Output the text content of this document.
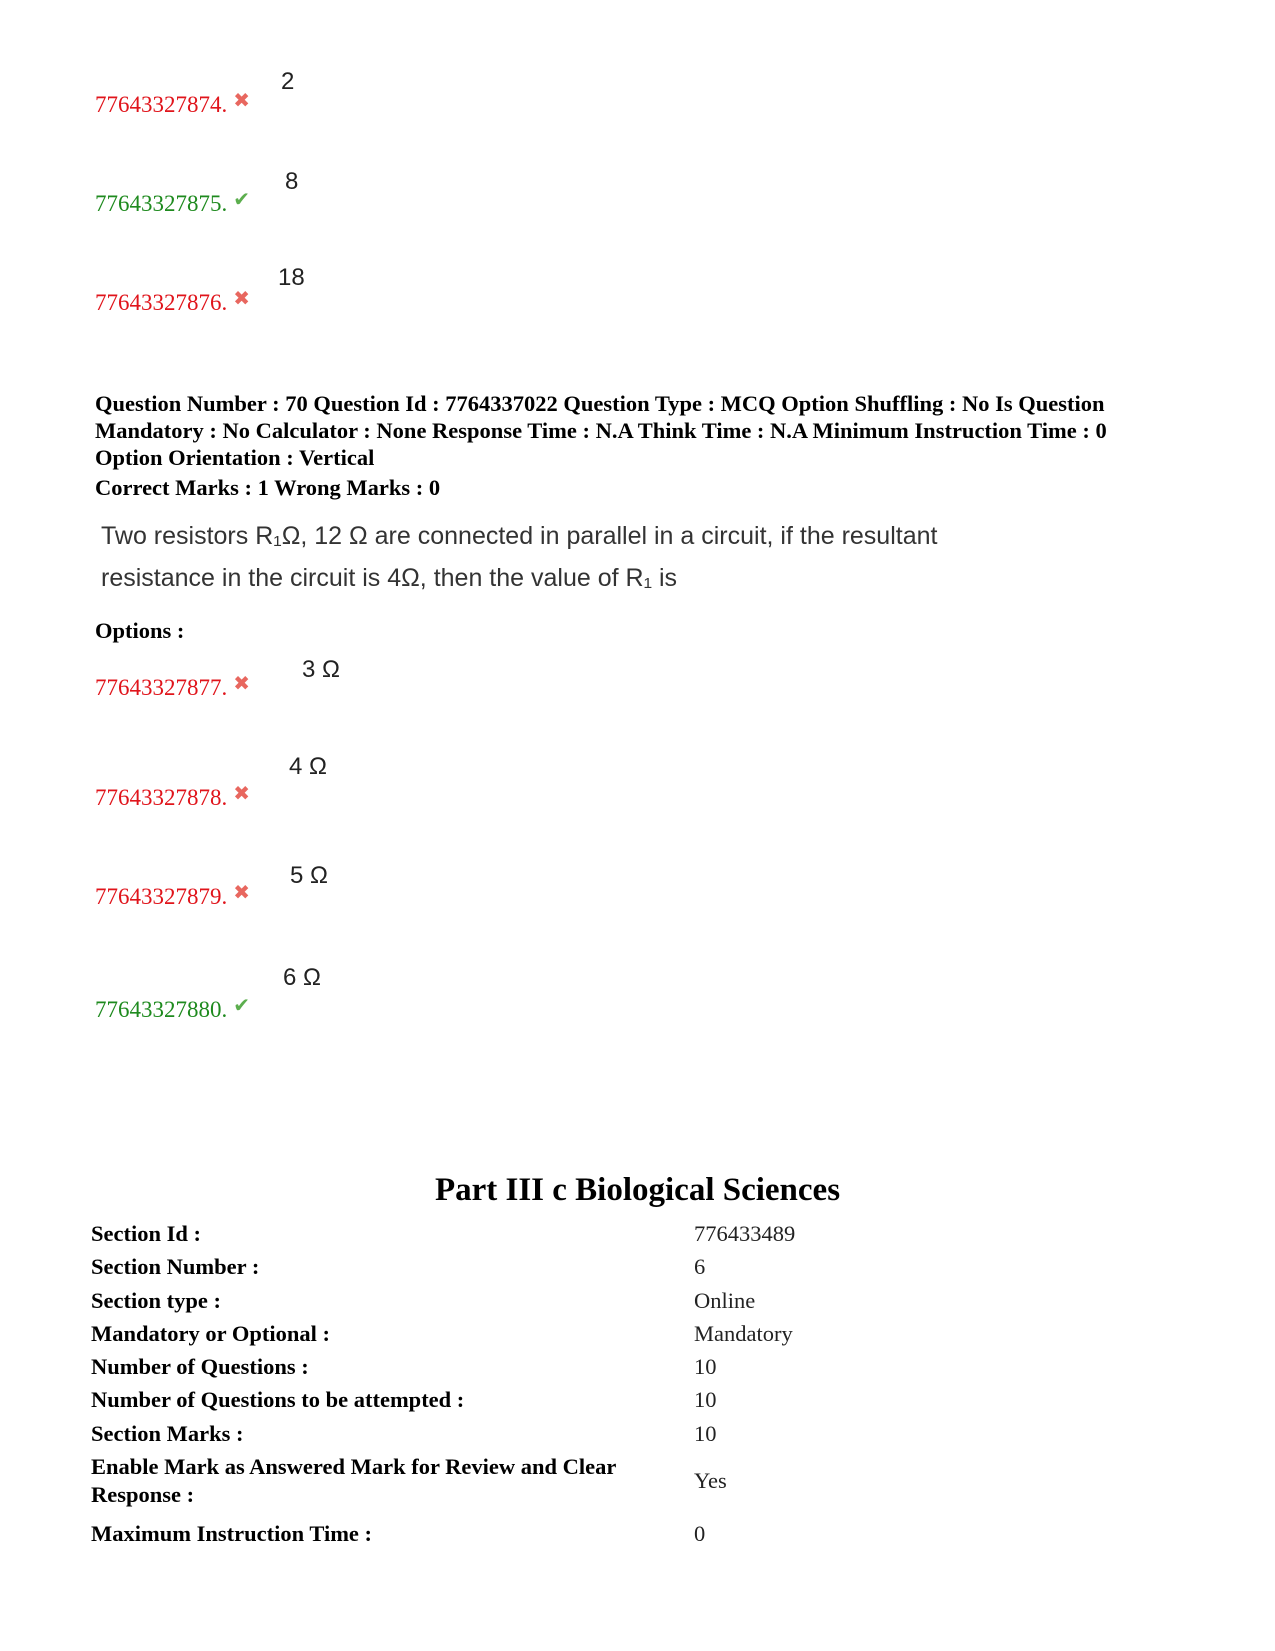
2
77643327874. ✖
8
77643327875. ✔
18
77643327876. ✖
Question Number : 70 Question Id : 7764337022 Question Type : MCQ Option Shuffling : No Is Question Mandatory : No Calculator : None Response Time : N.A Think Time : N.A Minimum Instruction Time : 0 Option Orientation : Vertical
Correct Marks : 1 Wrong Marks : 0
Two resistors R₁Ω, 12 Ω are connected in parallel in a circuit, if the resultant
resistance in the circuit is 4Ω, then the value of R₁ is
Options :
3 Ω
77643327877. ✖
4 Ω
77643327878. ✖
5 Ω
77643327879. ✖
6 Ω
77643327880. ✔
Part III c Biological Sciences
Section Id :	776433489
Section Number :	6
Section type :	Online
Mandatory or Optional :	Mandatory
Number of Questions :	10
Number of Questions to be attempted :	10
Section Marks :	10
Enable Mark as Answered Mark for Review and Clear Response :
Yes
Maximum Instruction Time :	0
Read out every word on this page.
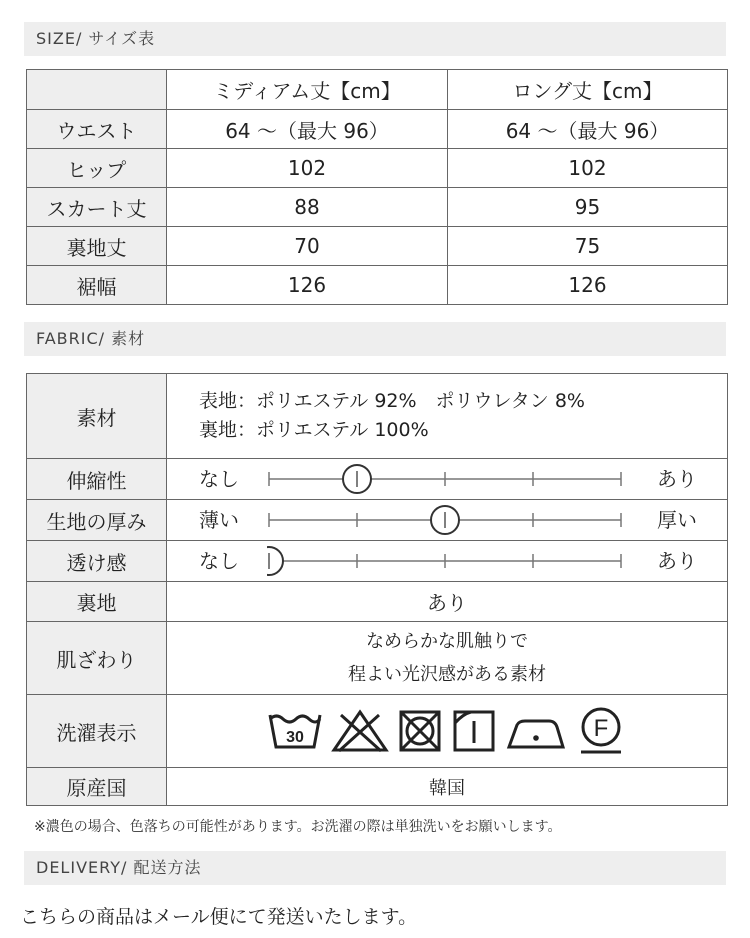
SIZE/ サイズ表
	ミディアム丈【cm】	ロング丈【cm】
ウエスト	64 〜（最大 96）	64 〜（最大 96）
ヒップ	102	102
スカート丈	88	95
裏地丈	70	75
裾幅	126	126
FABRIC/ 素材
素材	表地：ポリエステル 92%　ポリウレタン 8%
裏地：ポリエステル 100%

伸縮性	なし あり

生地の厚み	薄い 厚い

透け感	なし あり

裏地	あり
肌ざわり	なめらかな肌触りで
程よい光沢感がある素材

洗濯表示	30 F

原産国	韓国
※濃色の場合、色落ちの可能性があります。お洗濯の際は単独洗いをお願いします。
DELIVERY/ 配送方法
こちらの商品はメール便にて発送いたします。
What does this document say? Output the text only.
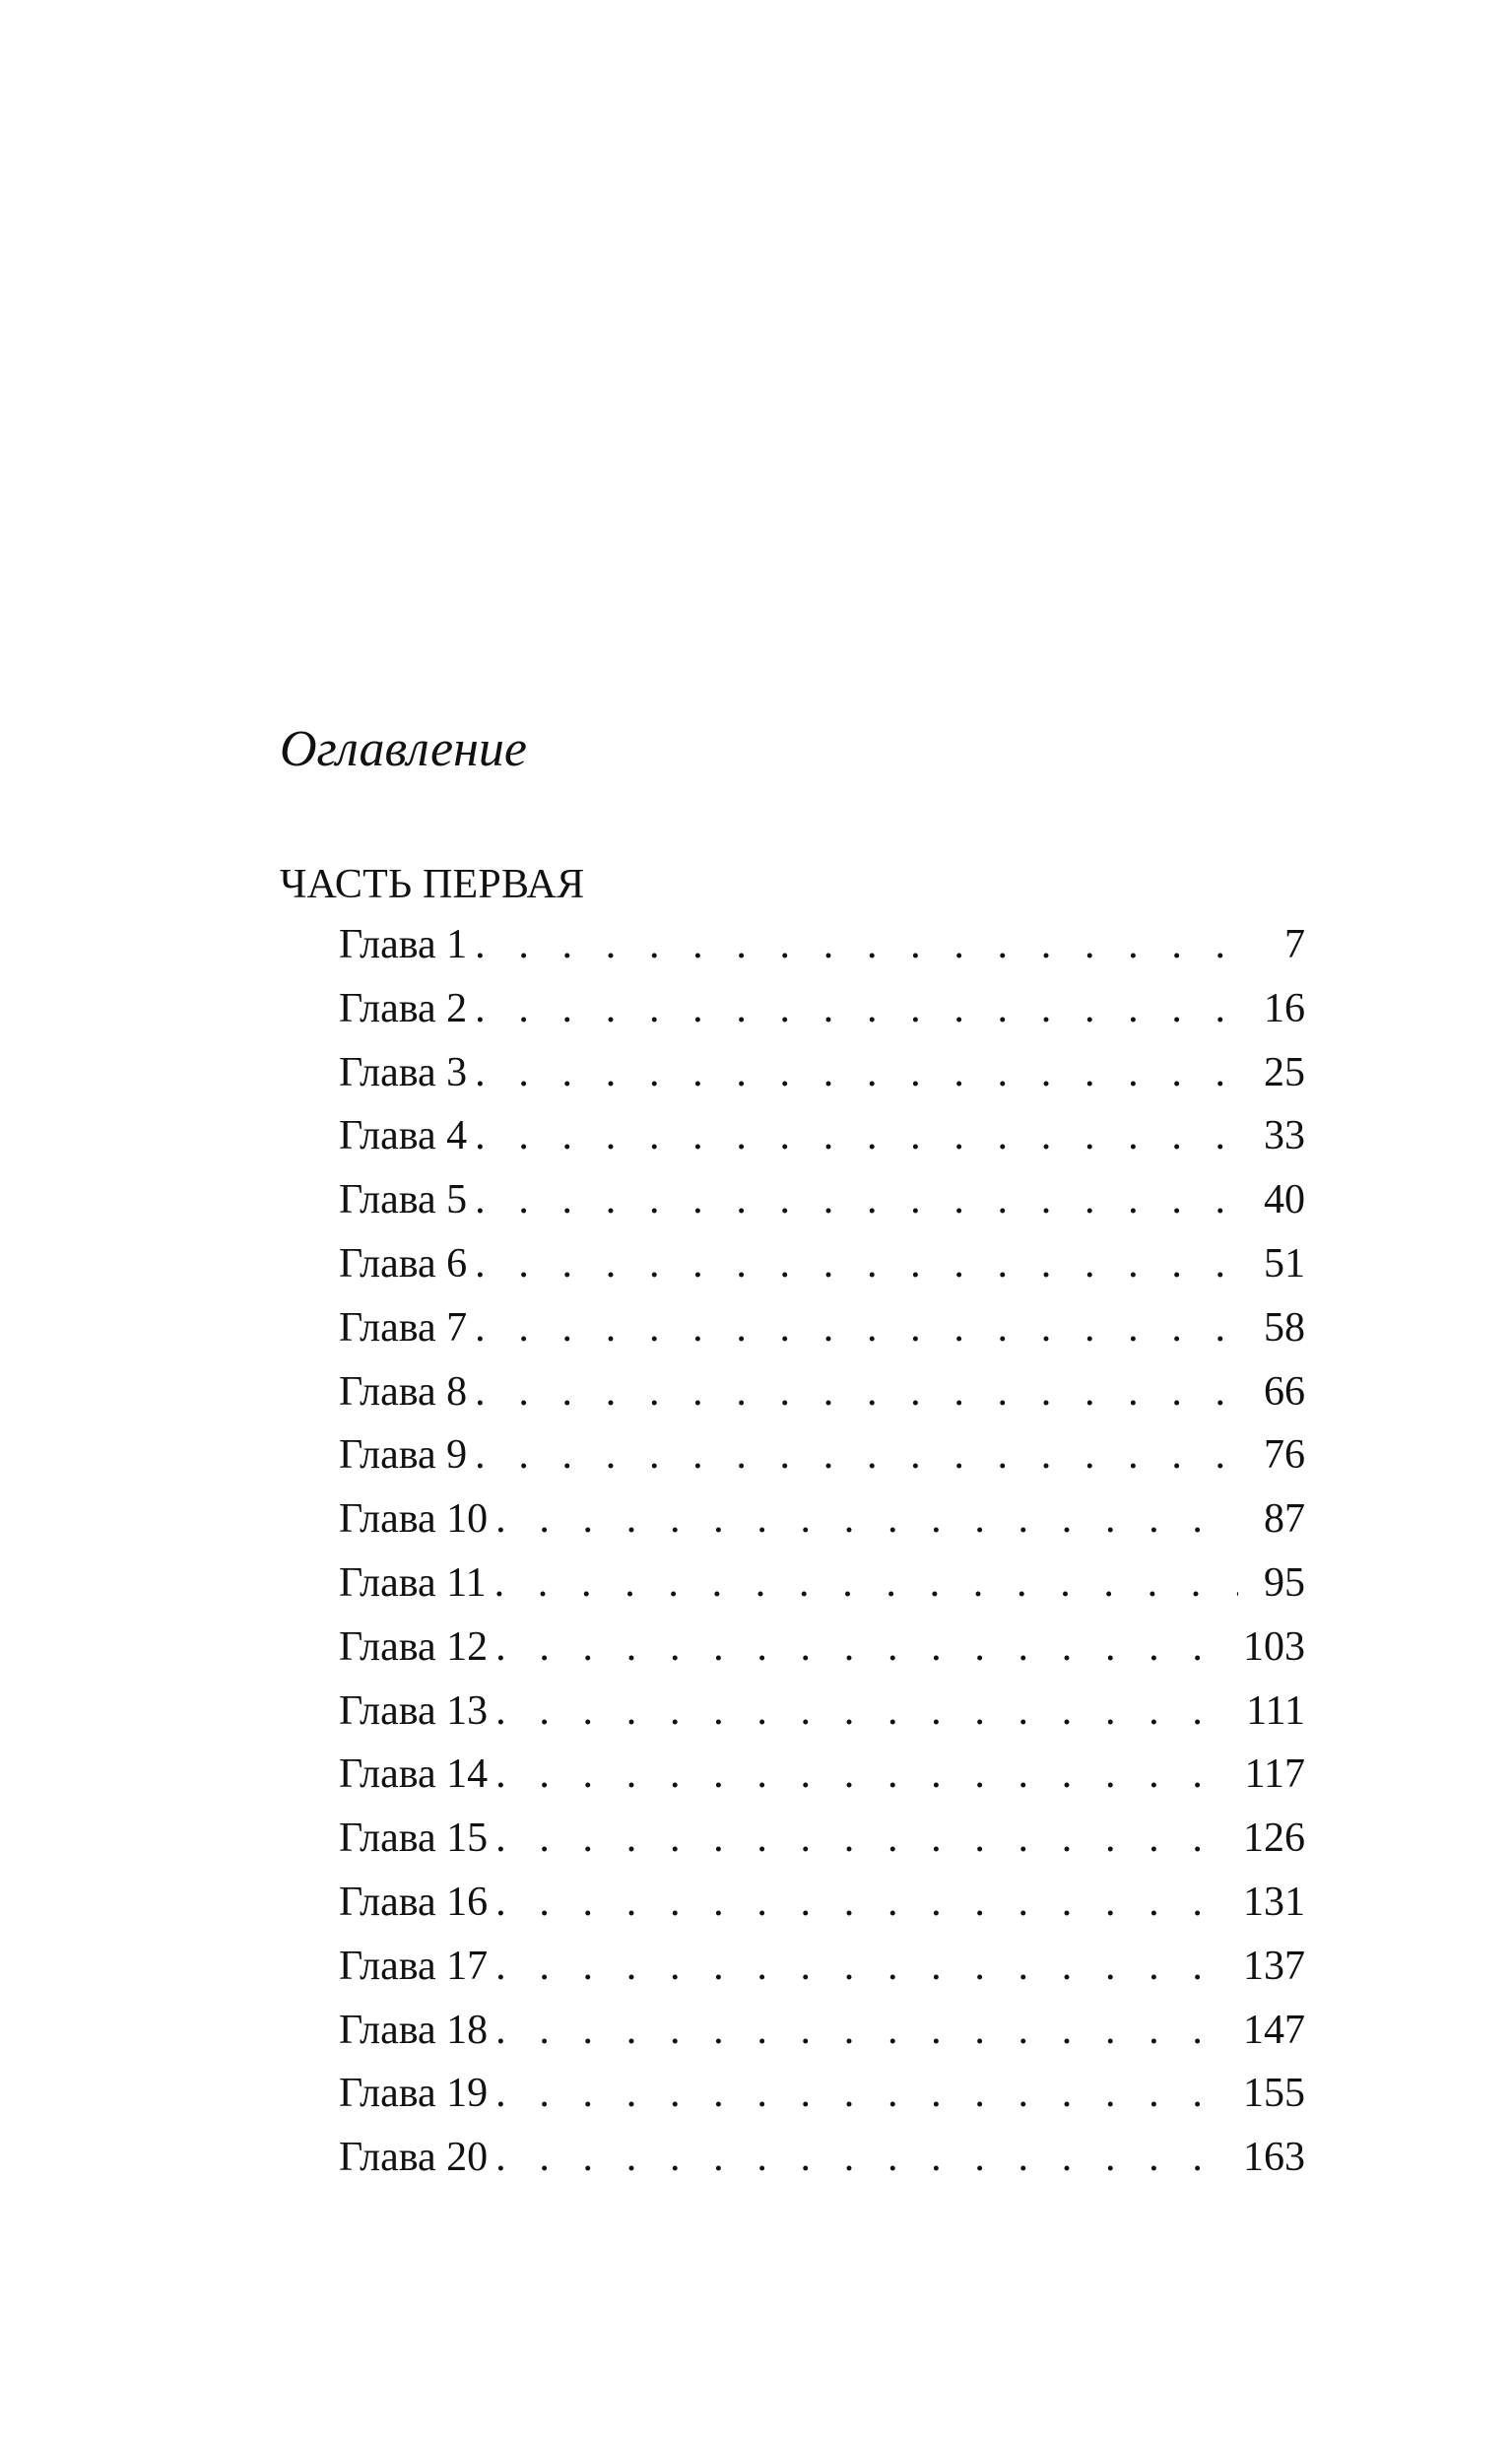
Оглавление
ЧАСТЬ ПЕРВАЯ
Глава 1 . . .	7
Глава 2 . . .	16
Глава 3 . . .	25
Глава 4 . . .	33
Глава 5 . . .	40
Глава 6 . . .	51
Глава 7 . . .	58
Глава 8 . . .	66
Глава 9 . . .	76
Глава 10 . . .	87
Глава 11 . . .	95
Глава 12 . . .	103
Глава 13 . . .	111
Глава 14 . . .	117
Глава 15 . . .	126
Глава 16 . . .	131
Глава 17 . . .	137
Глава 18 . . .	147
Глава 19 . . .	155
Глава 20 . . .	163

____________

**What is expected**
Report how many lines in the records above contain the word "Time", giving only the number.

**Answer**
2